→ REQUIREMENTS:
Output the records. Match them exactly.

-- begin --

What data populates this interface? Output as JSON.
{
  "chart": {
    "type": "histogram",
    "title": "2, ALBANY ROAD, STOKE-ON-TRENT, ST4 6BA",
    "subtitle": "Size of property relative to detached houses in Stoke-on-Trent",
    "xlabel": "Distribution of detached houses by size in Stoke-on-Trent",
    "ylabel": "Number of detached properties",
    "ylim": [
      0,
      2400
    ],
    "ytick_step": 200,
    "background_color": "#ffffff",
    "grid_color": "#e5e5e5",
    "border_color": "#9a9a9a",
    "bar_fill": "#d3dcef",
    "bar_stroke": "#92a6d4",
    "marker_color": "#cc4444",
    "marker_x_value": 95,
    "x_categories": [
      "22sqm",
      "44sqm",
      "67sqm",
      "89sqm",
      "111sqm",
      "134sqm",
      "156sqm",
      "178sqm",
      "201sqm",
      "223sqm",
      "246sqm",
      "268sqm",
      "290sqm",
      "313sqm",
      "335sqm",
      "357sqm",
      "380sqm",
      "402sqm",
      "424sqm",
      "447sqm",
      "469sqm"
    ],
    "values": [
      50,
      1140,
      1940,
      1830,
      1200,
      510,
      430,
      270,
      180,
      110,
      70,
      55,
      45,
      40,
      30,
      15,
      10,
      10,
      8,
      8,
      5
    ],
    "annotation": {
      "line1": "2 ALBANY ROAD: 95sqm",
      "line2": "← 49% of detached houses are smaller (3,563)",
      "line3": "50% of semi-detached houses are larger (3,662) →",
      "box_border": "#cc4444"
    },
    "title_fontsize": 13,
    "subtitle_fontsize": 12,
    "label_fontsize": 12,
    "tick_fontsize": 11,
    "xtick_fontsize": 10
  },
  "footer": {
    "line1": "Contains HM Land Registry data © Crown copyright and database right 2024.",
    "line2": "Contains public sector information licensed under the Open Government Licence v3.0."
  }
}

-- end --

→ COMPLETE RESPONSE:
What data populates this interface? Output as JSON.
{
  "chart": {
    "type": "histogram",
    "title": "2, ALBANY ROAD, STOKE-ON-TRENT, ST4 6BA",
    "subtitle": "Size of property relative to detached houses in Stoke-on-Trent",
    "xlabel": "Distribution of detached houses by size in Stoke-on-Trent",
    "ylabel": "Number of detached properties",
    "ylim": [
      0,
      2400
    ],
    "ytick_step": 200,
    "background_color": "#ffffff",
    "grid_color": "#e5e5e5",
    "border_color": "#9a9a9a",
    "bar_fill": "#d3dcef",
    "bar_stroke": "#92a6d4",
    "marker_color": "#cc4444",
    "marker_x_value": 95,
    "x_categories": [
      "22sqm",
      "44sqm",
      "67sqm",
      "89sqm",
      "111sqm",
      "134sqm",
      "156sqm",
      "178sqm",
      "201sqm",
      "223sqm",
      "246sqm",
      "268sqm",
      "290sqm",
      "313sqm",
      "335sqm",
      "357sqm",
      "380sqm",
      "402sqm",
      "424sqm",
      "447sqm",
      "469sqm"
    ],
    "values": [
      50,
      1140,
      1940,
      1830,
      1200,
      510,
      430,
      270,
      180,
      110,
      70,
      55,
      45,
      40,
      30,
      15,
      10,
      10,
      8,
      8,
      5
    ],
    "annotation": {
      "line1": "2 ALBANY ROAD: 95sqm",
      "line2": "← 49% of detached houses are smaller (3,563)",
      "line3": "50% of semi-detached houses are larger (3,662) →",
      "box_border": "#cc4444"
    },
    "title_fontsize": 13,
    "subtitle_fontsize": 12,
    "label_fontsize": 12,
    "tick_fontsize": 11,
    "xtick_fontsize": 10
  },
  "footer": {
    "line1": "Contains HM Land Registry data © Crown copyright and database right 2024.",
    "line2": "Contains public sector information licensed under the Open Government Licence v3.0."
  }
}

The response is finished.